EXERCISE INSTRUCTIONS:
a – Please update the XML well-formedness passage, starting at the words "XML must be" and ending after "simply, correct XML.", and put "one root element" wherever "single root element" appears.
b – According to the XML well-formedness passage, what must XML be for a computer to parse it?
c – Summarize the XML well-formedness passage in two sentences.

PROVIDED PASSAGE:
--------------------------------------------------

Well Formed and Well Formedness in XML

XML must be well formed in order to be parsed by a computer. That means it must follow the syntax rules for writing XML: It must have a single root element, and its elements must be nested, without any overlap. Also, where attributes are used, these need to be signalled according to expected XML syntax (as above). These are necessary for the document to be XML. Well-formed XML is simply, correct XML.

The following example is NOT well-formed XML. Can you tell why not? (There are multiple reasons!)

<dairy>
<item>milk</item>
<item>yogurt</item>
</dairy>
<snacks>
<item>chips</item
<item>pretzels</item>
</snacks>

This is NOT well-formed XML either. Why not?

--------------------------------------------------

PROVIDED DATA:
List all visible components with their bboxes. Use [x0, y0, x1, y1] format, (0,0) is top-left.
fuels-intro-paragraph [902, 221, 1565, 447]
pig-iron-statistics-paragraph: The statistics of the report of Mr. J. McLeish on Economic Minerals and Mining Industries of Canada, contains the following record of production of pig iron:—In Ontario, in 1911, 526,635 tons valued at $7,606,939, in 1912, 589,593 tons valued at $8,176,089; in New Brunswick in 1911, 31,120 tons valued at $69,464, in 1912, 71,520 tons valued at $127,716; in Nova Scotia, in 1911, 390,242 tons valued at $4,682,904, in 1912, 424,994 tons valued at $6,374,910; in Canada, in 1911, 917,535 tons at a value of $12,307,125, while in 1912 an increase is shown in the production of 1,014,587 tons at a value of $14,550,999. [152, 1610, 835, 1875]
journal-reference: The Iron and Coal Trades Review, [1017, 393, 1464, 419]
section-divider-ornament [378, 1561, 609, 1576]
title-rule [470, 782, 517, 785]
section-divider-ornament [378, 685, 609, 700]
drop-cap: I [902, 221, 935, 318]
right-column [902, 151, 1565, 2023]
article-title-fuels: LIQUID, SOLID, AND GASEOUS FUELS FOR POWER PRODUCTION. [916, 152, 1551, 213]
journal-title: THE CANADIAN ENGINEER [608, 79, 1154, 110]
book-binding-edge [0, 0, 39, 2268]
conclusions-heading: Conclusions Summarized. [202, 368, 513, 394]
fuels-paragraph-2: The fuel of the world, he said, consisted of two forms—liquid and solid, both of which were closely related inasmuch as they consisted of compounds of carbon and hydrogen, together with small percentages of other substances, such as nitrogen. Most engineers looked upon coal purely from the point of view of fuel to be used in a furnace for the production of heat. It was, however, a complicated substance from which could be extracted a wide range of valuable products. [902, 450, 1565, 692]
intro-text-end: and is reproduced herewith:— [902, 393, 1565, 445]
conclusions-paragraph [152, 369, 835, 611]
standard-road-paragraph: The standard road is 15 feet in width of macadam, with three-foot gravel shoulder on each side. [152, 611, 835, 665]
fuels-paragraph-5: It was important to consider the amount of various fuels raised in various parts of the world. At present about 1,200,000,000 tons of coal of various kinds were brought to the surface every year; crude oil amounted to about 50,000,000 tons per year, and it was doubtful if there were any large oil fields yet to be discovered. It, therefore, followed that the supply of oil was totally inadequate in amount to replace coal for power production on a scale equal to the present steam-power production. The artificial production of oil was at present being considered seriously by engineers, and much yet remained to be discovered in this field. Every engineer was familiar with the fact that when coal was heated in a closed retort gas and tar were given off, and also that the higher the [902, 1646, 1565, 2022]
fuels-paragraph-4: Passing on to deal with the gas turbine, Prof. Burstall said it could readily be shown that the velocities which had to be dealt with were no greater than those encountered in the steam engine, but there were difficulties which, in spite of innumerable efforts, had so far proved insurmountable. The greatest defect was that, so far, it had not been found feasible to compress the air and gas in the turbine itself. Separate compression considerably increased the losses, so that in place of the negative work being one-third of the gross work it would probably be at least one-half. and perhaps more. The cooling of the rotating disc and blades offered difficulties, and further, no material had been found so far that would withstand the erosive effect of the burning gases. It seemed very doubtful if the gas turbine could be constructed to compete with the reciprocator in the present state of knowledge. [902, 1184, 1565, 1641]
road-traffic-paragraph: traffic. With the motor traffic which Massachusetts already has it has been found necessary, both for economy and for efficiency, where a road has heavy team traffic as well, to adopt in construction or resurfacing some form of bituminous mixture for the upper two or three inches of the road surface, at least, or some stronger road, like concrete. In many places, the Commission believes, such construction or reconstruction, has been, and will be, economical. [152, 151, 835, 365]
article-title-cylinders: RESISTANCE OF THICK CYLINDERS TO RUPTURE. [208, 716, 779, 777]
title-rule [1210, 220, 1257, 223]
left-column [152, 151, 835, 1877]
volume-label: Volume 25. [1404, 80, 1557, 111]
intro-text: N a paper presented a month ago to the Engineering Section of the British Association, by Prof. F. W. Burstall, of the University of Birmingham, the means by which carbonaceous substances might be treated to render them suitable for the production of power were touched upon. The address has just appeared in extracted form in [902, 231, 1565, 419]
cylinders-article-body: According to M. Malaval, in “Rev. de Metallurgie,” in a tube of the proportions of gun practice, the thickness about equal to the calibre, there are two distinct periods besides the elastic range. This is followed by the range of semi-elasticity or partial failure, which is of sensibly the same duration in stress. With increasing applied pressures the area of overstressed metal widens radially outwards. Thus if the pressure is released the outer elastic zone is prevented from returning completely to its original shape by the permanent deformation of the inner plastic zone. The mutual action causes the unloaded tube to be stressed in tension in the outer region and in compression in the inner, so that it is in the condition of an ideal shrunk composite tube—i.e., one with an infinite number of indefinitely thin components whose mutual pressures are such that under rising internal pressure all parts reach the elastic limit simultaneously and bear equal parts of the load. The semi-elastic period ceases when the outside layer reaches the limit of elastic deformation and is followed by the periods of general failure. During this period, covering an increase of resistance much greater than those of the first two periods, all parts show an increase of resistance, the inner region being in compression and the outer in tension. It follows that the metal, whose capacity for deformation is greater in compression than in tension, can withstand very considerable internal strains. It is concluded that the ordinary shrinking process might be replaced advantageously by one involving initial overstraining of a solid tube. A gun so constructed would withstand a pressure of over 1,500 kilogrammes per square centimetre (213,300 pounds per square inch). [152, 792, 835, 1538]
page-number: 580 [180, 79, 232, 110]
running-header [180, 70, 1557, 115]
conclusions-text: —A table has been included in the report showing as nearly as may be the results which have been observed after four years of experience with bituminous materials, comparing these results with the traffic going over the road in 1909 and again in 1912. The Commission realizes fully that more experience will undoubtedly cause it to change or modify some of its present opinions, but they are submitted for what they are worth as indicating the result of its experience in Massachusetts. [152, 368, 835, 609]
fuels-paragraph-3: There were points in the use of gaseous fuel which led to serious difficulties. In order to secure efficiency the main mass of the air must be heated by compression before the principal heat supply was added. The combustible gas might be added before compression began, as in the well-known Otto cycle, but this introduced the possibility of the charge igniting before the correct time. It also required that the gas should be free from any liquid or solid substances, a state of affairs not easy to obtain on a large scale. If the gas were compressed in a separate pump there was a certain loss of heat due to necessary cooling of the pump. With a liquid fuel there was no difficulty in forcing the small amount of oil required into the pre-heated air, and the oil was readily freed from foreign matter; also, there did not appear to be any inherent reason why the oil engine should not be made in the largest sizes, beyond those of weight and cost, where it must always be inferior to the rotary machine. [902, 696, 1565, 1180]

--------------------------------------------------

EXERCISE SOLUTIONS:
a –
XML must be well formed in order to be parsed by a computer. That means it must follow the syntax rules for writing XML: It must have a one root element, and its elements must be nested, without any overlap. Also, where attributes are used, these need to be signalled according to expected XML syntax (as above). These are necessary for the document to be XML. Well-formed XML is simply, correct XML.

b – It must be well formed.

c – XML must be well formed, meaning it follows the syntax rules for writing XML, in order to be parsed by a computer. It needs a single root element, elements nested without overlap, and attributes signalled in the expected syntax, and these are necessary for a document to be XML.